Exercise >> Each record below must be returned exactly as shown.

** start Data in this exercise **

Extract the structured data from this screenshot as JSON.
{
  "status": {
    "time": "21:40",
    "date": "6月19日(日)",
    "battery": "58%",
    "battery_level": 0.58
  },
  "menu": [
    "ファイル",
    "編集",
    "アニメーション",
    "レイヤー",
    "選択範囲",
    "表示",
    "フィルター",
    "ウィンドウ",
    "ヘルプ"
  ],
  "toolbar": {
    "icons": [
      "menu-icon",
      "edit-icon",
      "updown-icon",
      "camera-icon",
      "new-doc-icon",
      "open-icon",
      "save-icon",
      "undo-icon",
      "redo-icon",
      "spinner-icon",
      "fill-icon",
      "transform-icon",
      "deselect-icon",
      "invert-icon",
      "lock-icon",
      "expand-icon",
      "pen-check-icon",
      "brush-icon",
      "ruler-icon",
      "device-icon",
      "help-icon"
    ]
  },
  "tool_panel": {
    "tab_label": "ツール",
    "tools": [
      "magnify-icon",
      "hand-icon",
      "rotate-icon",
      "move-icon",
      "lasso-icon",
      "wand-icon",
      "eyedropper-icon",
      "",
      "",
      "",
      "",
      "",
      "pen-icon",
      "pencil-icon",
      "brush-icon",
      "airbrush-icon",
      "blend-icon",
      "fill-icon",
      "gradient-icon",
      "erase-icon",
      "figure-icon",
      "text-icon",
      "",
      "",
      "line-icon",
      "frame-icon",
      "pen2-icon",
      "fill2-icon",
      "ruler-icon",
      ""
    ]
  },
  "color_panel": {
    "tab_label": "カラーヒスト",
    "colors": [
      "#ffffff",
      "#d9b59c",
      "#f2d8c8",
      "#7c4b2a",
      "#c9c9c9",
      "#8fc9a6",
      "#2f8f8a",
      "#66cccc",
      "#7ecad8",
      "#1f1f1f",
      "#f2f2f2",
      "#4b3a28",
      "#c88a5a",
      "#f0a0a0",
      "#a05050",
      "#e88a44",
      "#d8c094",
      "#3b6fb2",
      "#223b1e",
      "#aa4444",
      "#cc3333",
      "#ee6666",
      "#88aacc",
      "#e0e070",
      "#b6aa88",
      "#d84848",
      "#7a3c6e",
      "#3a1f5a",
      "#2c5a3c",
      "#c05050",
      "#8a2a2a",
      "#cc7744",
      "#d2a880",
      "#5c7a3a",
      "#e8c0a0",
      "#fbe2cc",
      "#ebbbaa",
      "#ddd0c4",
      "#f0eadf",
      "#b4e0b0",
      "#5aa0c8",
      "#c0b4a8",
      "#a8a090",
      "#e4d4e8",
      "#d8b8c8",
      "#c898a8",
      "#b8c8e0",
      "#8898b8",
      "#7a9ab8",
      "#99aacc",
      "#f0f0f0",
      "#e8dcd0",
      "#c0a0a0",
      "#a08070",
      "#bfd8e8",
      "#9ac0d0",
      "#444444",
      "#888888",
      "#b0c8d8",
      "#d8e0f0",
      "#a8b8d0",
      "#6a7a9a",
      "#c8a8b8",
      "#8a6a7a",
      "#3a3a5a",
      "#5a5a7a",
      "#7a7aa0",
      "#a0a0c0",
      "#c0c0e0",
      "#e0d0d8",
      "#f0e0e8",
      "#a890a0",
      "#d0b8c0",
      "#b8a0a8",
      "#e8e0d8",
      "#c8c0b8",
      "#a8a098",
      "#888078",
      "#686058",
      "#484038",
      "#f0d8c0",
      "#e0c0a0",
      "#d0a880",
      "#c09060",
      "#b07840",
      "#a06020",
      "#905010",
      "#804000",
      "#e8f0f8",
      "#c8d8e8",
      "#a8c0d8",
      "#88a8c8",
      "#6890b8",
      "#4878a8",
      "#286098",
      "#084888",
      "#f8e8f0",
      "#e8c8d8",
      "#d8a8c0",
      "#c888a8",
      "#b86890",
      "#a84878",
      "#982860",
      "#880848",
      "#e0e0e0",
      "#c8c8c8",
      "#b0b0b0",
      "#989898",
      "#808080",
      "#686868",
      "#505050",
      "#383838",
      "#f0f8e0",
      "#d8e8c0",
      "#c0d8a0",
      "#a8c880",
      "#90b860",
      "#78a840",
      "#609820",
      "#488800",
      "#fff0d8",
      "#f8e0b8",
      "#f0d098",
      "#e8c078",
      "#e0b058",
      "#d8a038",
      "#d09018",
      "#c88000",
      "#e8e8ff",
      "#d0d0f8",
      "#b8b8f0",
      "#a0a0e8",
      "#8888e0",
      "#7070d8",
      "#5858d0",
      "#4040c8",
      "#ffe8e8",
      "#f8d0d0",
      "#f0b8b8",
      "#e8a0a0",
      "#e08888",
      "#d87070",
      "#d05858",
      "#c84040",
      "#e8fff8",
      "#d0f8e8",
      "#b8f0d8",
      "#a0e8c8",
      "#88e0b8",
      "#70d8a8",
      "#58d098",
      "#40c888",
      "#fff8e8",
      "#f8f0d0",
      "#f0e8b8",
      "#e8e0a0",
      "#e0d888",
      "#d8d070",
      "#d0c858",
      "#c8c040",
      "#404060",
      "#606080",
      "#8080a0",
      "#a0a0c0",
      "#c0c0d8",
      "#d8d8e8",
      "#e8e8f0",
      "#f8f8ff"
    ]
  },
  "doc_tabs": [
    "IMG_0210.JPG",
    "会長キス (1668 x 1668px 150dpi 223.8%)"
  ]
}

** end Data in this exercise **

Output of the task >>
Extract the structured data from this screenshot as JSON.
{
  "status": {
    "time": "21:40",
    "date": "6月19日(日)",
    "battery": "58%",
    "battery_level": 0.58
  },
  "menu": [
    "ファイル",
    "編集",
    "アニメーション",
    "レイヤー",
    "選択範囲",
    "表示",
    "フィルター",
    "ウィンドウ",
    "ヘルプ"
  ],
  "toolbar": {
    "icons": [
      "menu-icon",
      "edit-icon",
      "updown-icon",
      "camera-icon",
      "new-doc-icon",
      "open-icon",
      "save-icon",
      "undo-icon",
      "redo-icon",
      "spinner-icon",
      "fill-icon",
      "transform-icon",
      "deselect-icon",
      "invert-icon",
      "lock-icon",
      "expand-icon",
      "pen-check-icon",
      "brush-icon",
      "ruler-icon",
      "device-icon",
      "help-icon"
    ]
  },
  "tool_panel": {
    "tab_label": "ツール",
    "tools": [
      "magnify-icon",
      "hand-icon",
      "rotate-icon",
      "move-icon",
      "lasso-icon",
      "wand-icon",
      "eyedropper-icon",
      "",
      "",
      "",
      "",
      "",
      "pen-icon",
      "pencil-icon",
      "brush-icon",
      "airbrush-icon",
      "blend-icon",
      "fill-icon",
      "gradient-icon",
      "erase-icon",
      "figure-icon",
      "text-icon",
      "",
      "",
      "line-icon",
      "frame-icon",
      "pen2-icon",
      "fill2-icon",
      "ruler-icon",
      ""
    ]
  },
  "color_panel": {
    "tab_label": "カラーヒスト",
    "colors": [
      "#ffffff",
      "#d9b59c",
      "#f2d8c8",
      "#7c4b2a",
      "#c9c9c9",
      "#8fc9a6",
      "#2f8f8a",
      "#66cccc",
      "#7ecad8",
      "#1f1f1f",
      "#f2f2f2",
      "#4b3a28",
      "#c88a5a",
      "#f0a0a0",
      "#a05050",
      "#e88a44",
      "#d8c094",
      "#3b6fb2",
      "#223b1e",
      "#aa4444",
      "#cc3333",
      "#ee6666",
      "#88aacc",
      "#e0e070",
      "#b6aa88",
      "#d84848",
      "#7a3c6e",
      "#3a1f5a",
      "#2c5a3c",
      "#c05050",
      "#8a2a2a",
      "#cc7744",
      "#d2a880",
      "#5c7a3a",
      "#e8c0a0",
      "#fbe2cc",
      "#ebbbaa",
      "#ddd0c4",
      "#f0eadf",
      "#b4e0b0",
      "#5aa0c8",
      "#c0b4a8",
      "#a8a090",
      "#e4d4e8",
      "#d8b8c8",
      "#c898a8",
      "#b8c8e0",
      "#8898b8",
      "#7a9ab8",
      "#99aacc",
      "#f0f0f0",
      "#e8dcd0",
      "#c0a0a0",
      "#a08070",
      "#bfd8e8",
      "#9ac0d0",
      "#444444",
      "#888888",
      "#b0c8d8",
      "#d8e0f0",
      "#a8b8d0",
      "#6a7a9a",
      "#c8a8b8",
      "#8a6a7a",
      "#3a3a5a",
      "#5a5a7a",
      "#7a7aa0",
      "#a0a0c0",
      "#c0c0e0",
      "#e0d0d8",
      "#f0e0e8",
      "#a890a0",
      "#d0b8c0",
      "#b8a0a8",
      "#e8e0d8",
      "#c8c0b8",
      "#a8a098",
      "#888078",
      "#686058",
      "#484038",
      "#f0d8c0",
      "#e0c0a0",
      "#d0a880",
      "#c09060",
      "#b07840",
      "#a06020",
      "#905010",
      "#804000",
      "#e8f0f8",
      "#c8d8e8",
      "#a8c0d8",
      "#88a8c8",
      "#6890b8",
      "#4878a8",
      "#286098",
      "#084888",
      "#f8e8f0",
      "#e8c8d8",
      "#d8a8c0",
      "#c888a8",
      "#b86890",
      "#a84878",
      "#982860",
      "#880848",
      "#e0e0e0",
      "#c8c8c8",
      "#b0b0b0",
      "#989898",
      "#808080",
      "#686868",
      "#505050",
      "#383838",
      "#f0f8e0",
      "#d8e8c0",
      "#c0d8a0",
      "#a8c880",
      "#90b860",
      "#78a840",
      "#609820",
      "#488800",
      "#fff0d8",
      "#f8e0b8",
      "#f0d098",
      "#e8c078",
      "#e0b058",
      "#d8a038",
      "#d09018",
      "#c88000",
      "#e8e8ff",
      "#d0d0f8",
      "#b8b8f0",
      "#a0a0e8",
      "#8888e0",
      "#7070d8",
      "#5858d0",
      "#4040c8",
      "#ffe8e8",
      "#f8d0d0",
      "#f0b8b8",
      "#e8a0a0",
      "#e08888",
      "#d87070",
      "#d05858",
      "#c84040",
      "#e8fff8",
      "#d0f8e8",
      "#b8f0d8",
      "#a0e8c8",
      "#88e0b8",
      "#70d8a8",
      "#58d098",
      "#40c888",
      "#fff8e8",
      "#f8f0d0",
      "#f0e8b8",
      "#e8e0a0",
      "#e0d888",
      "#d8d070",
      "#d0c858",
      "#c8c040",
      "#404060",
      "#606080",
      "#8080a0",
      "#a0a0c0",
      "#c0c0d8",
      "#d8d8e8",
      "#e8e8f0",
      "#f8f8ff"
    ]
  },
  "doc_tabs": [
    "IMG_0210.JPG",
    "会長キス (1668 x 1668px 150dpi 223.8%)"
  ]
}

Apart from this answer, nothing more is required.